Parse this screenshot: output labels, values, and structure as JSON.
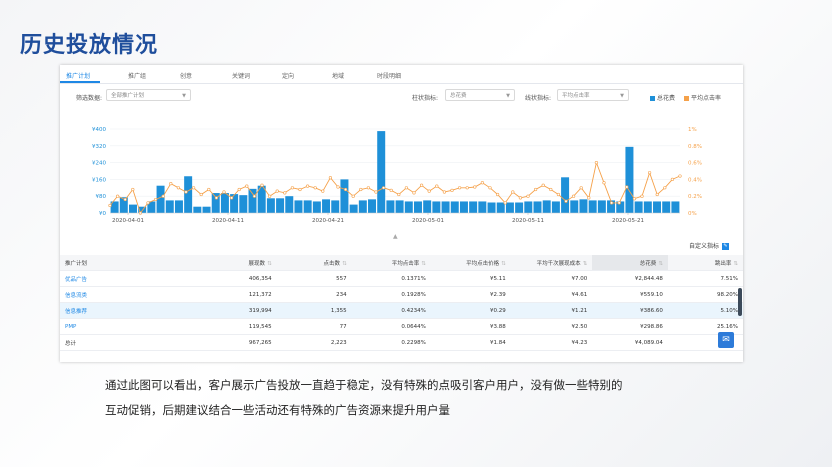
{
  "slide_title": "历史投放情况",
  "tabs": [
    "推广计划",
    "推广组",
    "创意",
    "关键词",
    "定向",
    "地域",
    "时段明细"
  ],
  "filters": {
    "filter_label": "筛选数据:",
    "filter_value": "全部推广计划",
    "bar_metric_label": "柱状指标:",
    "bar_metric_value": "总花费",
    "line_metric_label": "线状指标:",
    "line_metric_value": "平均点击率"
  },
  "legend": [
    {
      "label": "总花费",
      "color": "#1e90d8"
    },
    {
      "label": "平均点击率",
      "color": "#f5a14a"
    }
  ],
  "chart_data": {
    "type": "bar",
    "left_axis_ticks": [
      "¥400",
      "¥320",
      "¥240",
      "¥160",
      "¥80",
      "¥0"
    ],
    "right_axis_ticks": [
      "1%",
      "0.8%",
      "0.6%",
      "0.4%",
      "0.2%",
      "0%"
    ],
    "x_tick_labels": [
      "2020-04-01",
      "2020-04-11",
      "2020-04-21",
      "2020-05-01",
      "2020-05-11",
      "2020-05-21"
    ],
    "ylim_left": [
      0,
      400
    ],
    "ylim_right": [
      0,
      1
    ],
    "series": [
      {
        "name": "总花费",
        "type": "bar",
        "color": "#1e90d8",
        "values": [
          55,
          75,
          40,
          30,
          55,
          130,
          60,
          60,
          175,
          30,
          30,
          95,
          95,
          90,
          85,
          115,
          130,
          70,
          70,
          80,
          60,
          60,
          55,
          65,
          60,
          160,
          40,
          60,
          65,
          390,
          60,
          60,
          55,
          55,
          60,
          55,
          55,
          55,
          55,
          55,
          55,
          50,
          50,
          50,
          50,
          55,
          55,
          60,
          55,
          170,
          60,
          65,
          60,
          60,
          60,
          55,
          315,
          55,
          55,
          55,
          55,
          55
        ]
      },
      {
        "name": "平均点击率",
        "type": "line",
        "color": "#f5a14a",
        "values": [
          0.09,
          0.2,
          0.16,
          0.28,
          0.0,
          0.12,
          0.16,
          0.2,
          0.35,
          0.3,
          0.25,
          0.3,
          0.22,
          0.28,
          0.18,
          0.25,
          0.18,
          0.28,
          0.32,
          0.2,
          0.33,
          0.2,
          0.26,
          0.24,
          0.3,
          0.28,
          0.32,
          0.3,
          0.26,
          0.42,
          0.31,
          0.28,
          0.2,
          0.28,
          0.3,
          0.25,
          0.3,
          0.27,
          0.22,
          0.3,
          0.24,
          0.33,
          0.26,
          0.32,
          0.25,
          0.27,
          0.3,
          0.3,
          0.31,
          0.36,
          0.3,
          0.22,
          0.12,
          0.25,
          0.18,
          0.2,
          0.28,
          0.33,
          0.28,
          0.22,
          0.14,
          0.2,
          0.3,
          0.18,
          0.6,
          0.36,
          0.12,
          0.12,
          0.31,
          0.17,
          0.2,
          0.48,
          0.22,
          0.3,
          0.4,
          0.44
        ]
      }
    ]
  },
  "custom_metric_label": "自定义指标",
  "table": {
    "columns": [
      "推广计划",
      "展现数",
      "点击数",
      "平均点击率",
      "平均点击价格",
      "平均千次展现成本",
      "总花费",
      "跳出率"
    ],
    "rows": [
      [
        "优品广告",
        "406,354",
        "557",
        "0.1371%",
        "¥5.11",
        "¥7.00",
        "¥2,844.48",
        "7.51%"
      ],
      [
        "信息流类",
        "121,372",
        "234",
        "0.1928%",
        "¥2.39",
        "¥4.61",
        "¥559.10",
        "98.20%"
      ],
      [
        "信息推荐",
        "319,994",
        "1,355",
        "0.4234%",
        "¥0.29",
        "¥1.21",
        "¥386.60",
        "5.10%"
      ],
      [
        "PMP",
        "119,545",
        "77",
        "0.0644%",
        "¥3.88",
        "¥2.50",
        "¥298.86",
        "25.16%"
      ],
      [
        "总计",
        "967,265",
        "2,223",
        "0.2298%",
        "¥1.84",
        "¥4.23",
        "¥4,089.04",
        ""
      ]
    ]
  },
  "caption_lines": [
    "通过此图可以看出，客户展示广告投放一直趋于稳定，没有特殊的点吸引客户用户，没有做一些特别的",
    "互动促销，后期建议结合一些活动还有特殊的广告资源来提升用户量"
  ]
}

------------------------

- Set task
How many lines in the records above contain the word "color"? Reply with the number and nothing more.

- Result of the task
4